Task objective:
Transcribe the records below exactly as they appear.

Supplied data:
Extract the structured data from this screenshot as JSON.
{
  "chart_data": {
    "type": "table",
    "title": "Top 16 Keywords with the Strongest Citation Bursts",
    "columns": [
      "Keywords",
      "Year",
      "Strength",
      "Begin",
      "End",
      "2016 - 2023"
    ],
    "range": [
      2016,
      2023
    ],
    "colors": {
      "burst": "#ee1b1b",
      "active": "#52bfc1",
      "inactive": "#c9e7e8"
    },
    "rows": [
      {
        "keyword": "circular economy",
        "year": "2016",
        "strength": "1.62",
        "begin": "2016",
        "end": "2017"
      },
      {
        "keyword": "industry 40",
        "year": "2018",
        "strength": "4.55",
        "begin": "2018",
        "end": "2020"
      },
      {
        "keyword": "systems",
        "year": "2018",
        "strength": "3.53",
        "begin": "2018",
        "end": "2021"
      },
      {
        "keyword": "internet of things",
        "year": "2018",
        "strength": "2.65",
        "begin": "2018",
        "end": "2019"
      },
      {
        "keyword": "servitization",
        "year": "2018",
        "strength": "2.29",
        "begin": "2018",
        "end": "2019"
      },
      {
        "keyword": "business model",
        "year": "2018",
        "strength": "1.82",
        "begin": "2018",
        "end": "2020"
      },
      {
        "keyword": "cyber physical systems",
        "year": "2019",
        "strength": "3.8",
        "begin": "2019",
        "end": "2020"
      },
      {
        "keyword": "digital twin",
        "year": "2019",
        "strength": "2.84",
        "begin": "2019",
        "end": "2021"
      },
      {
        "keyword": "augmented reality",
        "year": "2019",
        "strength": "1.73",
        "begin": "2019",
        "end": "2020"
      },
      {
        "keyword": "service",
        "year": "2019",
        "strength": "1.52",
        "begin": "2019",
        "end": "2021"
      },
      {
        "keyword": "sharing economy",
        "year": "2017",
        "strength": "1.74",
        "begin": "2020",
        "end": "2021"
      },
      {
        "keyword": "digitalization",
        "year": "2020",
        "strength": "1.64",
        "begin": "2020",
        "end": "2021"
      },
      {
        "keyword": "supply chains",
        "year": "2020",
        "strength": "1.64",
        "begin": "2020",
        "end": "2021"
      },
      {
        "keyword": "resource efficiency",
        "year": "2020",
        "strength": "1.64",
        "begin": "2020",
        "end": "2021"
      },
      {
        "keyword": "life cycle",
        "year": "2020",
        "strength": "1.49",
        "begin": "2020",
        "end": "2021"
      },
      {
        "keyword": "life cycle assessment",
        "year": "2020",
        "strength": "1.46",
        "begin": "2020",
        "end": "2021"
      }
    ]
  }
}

Problem solution:
Extract the structured data from this screenshot as JSON.
{
  "chart_data": {
    "type": "table",
    "title": "Top 16 Keywords with the Strongest Citation Bursts",
    "columns": [
      "Keywords",
      "Year",
      "Strength",
      "Begin",
      "End",
      "2016 - 2023"
    ],
    "range": [
      2016,
      2023
    ],
    "colors": {
      "burst": "#ee1b1b",
      "active": "#52bfc1",
      "inactive": "#c9e7e8"
    },
    "rows": [
      {
        "keyword": "circular economy",
        "year": "2016",
        "strength": "1.62",
        "begin": "2016",
        "end": "2017"
      },
      {
        "keyword": "industry 40",
        "year": "2018",
        "strength": "4.55",
        "begin": "2018",
        "end": "2020"
      },
      {
        "keyword": "systems",
        "year": "2018",
        "strength": "3.53",
        "begin": "2018",
        "end": "2021"
      },
      {
        "keyword": "internet of things",
        "year": "2018",
        "strength": "2.65",
        "begin": "2018",
        "end": "2019"
      },
      {
        "keyword": "servitization",
        "year": "2018",
        "strength": "2.29",
        "begin": "2018",
        "end": "2019"
      },
      {
        "keyword": "business model",
        "year": "2018",
        "strength": "1.82",
        "begin": "2018",
        "end": "2020"
      },
      {
        "keyword": "cyber physical systems",
        "year": "2019",
        "strength": "3.8",
        "begin": "2019",
        "end": "2020"
      },
      {
        "keyword": "digital twin",
        "year": "2019",
        "strength": "2.84",
        "begin": "2019",
        "end": "2021"
      },
      {
        "keyword": "augmented reality",
        "year": "2019",
        "strength": "1.73",
        "begin": "2019",
        "end": "2020"
      },
      {
        "keyword": "service",
        "year": "2019",
        "strength": "1.52",
        "begin": "2019",
        "end": "2021"
      },
      {
        "keyword": "sharing economy",
        "year": "2017",
        "strength": "1.74",
        "begin": "2020",
        "end": "2021"
      },
      {
        "keyword": "digitalization",
        "year": "2020",
        "strength": "1.64",
        "begin": "2020",
        "end": "2021"
      },
      {
        "keyword": "supply chains",
        "year": "2020",
        "strength": "1.64",
        "begin": "2020",
        "end": "2021"
      },
      {
        "keyword": "resource efficiency",
        "year": "2020",
        "strength": "1.64",
        "begin": "2020",
        "end": "2021"
      },
      {
        "keyword": "life cycle",
        "year": "2020",
        "strength": "1.49",
        "begin": "2020",
        "end": "2021"
      },
      {
        "keyword": "life cycle assessment",
        "year": "2020",
        "strength": "1.46",
        "begin": "2020",
        "end": "2021"
      }
    ]
  }
}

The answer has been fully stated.